[Raw records]
+++++
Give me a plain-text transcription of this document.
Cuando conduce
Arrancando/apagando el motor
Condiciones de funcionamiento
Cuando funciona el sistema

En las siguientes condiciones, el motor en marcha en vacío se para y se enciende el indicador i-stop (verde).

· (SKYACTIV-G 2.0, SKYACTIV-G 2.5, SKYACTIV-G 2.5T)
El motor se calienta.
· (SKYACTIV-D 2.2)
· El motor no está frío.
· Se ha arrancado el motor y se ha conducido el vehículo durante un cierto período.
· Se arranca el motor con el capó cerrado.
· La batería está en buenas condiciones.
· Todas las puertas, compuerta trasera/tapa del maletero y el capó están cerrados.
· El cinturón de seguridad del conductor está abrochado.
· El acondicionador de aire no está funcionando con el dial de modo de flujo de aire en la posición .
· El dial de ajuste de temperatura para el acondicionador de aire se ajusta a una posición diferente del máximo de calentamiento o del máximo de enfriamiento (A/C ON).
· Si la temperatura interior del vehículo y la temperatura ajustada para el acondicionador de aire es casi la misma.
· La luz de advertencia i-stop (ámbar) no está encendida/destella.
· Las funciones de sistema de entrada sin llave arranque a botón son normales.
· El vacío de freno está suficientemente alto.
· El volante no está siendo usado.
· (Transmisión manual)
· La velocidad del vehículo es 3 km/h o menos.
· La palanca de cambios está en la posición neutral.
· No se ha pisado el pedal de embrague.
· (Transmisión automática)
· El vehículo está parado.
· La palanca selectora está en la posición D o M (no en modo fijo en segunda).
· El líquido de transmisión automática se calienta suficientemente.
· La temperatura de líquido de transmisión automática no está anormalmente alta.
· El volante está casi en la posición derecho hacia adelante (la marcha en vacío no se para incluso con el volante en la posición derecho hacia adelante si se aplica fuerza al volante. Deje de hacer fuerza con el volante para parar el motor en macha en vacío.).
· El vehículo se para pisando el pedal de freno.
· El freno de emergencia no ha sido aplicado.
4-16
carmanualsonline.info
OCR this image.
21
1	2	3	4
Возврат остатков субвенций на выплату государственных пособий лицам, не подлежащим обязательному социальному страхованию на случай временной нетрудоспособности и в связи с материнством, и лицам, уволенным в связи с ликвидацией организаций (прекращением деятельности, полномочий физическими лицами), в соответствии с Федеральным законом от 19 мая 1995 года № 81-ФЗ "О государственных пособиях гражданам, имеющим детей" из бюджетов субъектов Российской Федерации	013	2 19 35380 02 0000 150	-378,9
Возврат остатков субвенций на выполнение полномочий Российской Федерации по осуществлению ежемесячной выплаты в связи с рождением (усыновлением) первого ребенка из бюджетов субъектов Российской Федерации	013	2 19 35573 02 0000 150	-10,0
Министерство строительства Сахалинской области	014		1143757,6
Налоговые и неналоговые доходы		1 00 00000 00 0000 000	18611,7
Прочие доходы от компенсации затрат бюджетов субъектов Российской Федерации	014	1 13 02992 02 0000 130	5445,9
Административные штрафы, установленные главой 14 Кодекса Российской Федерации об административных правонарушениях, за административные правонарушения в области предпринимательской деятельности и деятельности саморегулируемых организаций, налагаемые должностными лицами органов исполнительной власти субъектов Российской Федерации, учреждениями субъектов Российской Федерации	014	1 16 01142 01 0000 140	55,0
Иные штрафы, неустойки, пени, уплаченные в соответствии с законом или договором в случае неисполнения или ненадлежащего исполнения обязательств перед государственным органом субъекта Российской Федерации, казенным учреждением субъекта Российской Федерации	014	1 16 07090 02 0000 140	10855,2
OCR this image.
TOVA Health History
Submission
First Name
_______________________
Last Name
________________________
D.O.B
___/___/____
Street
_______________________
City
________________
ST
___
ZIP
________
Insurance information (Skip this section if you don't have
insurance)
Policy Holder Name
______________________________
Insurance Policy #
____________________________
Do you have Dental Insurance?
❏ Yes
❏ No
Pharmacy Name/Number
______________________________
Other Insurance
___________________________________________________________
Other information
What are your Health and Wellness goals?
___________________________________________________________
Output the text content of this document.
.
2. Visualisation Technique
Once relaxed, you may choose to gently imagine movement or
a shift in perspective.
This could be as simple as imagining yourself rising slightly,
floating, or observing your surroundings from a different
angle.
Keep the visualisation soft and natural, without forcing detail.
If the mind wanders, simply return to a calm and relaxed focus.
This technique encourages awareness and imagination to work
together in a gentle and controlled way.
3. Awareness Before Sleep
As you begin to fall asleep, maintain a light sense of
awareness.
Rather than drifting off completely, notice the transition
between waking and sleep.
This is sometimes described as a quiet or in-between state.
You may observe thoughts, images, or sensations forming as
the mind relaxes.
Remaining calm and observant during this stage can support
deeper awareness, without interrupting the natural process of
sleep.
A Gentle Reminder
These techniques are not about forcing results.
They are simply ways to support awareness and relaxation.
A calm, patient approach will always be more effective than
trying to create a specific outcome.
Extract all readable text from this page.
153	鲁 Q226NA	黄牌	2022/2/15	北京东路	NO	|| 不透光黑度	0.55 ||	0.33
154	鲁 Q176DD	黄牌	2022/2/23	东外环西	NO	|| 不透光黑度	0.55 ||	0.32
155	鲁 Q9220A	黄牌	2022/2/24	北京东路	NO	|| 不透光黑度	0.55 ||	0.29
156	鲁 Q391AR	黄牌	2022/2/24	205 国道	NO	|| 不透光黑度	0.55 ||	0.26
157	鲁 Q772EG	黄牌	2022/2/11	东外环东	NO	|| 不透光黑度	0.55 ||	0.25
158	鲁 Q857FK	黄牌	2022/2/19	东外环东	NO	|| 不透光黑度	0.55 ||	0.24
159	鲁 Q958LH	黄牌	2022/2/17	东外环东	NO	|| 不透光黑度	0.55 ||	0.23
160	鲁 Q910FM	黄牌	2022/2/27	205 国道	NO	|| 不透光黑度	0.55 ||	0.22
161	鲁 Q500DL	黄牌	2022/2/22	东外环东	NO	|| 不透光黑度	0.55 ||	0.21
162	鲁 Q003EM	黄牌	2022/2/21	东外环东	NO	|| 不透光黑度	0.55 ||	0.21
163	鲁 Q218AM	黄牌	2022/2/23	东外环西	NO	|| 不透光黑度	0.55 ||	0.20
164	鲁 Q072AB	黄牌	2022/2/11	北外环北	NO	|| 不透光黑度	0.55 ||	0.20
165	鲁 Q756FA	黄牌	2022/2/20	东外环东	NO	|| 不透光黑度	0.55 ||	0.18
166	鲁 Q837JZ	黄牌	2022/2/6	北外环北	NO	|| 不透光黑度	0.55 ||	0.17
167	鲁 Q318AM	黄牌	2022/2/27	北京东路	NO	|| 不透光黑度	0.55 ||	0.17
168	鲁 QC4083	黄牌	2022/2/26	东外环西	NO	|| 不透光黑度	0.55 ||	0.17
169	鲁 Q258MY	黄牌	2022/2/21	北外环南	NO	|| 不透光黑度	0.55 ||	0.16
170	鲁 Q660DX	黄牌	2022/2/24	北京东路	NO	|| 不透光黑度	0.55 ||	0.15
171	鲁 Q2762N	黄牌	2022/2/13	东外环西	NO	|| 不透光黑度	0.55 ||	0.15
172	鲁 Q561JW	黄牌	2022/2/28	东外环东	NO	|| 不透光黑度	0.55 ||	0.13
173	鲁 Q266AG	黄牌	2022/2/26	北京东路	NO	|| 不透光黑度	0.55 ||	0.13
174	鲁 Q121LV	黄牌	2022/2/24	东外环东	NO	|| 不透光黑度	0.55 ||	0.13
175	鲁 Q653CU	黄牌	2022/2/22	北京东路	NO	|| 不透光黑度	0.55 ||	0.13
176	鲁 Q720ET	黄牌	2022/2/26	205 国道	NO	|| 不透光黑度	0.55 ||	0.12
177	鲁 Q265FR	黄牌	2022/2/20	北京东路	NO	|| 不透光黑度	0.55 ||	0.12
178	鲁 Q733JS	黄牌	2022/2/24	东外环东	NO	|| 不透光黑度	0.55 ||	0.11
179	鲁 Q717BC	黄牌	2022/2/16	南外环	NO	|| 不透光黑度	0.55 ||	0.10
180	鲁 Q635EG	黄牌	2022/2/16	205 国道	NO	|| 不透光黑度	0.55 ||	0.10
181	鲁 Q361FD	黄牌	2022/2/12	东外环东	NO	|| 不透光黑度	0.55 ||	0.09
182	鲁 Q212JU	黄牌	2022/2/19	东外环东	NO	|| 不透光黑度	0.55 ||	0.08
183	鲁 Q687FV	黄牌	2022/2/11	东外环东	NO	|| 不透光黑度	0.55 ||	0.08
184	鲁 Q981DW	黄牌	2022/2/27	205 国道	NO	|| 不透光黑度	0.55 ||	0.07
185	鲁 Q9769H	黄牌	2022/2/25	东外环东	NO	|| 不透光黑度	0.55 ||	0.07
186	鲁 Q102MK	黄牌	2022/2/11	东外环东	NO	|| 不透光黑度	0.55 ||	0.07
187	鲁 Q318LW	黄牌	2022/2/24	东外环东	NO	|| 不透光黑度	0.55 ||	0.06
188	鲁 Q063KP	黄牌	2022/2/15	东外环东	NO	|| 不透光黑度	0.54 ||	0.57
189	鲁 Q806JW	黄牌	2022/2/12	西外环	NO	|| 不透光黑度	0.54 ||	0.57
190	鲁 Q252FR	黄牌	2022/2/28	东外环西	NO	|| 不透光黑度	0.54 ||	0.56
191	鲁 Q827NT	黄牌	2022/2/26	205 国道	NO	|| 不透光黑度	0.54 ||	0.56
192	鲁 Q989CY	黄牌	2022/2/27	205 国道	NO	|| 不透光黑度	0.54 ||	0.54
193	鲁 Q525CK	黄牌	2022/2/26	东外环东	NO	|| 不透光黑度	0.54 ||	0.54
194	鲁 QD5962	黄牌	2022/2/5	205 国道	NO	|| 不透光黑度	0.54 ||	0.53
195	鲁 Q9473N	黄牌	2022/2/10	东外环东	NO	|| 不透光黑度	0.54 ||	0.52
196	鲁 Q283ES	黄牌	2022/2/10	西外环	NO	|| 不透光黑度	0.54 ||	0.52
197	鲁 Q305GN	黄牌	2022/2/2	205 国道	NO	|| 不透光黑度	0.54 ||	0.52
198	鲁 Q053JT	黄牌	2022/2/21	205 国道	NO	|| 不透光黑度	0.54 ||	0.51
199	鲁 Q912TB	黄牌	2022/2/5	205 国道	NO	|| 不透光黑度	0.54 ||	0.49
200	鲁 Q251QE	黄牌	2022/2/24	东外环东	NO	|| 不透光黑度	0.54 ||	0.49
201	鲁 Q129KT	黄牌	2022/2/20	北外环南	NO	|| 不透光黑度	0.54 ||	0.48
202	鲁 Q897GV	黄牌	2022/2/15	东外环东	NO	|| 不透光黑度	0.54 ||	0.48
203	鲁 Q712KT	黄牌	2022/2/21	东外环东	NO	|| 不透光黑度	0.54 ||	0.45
+++++
Show every line where the string "vacío" appears.

En las siguientes condiciones, el motor en marcha en vacío se para y se enciende el indicador i-stop (verde).
· El vacío de freno está suficientemente alto.
· El volante está casi en la posición derecho hacia adelante (la marcha en vacío no se para incluso con el volante en la posición derecho hacia adelante si se aplica fuerza al volante. Deje de hacer fuerza con el volante para parar el motor en macha en vacío.).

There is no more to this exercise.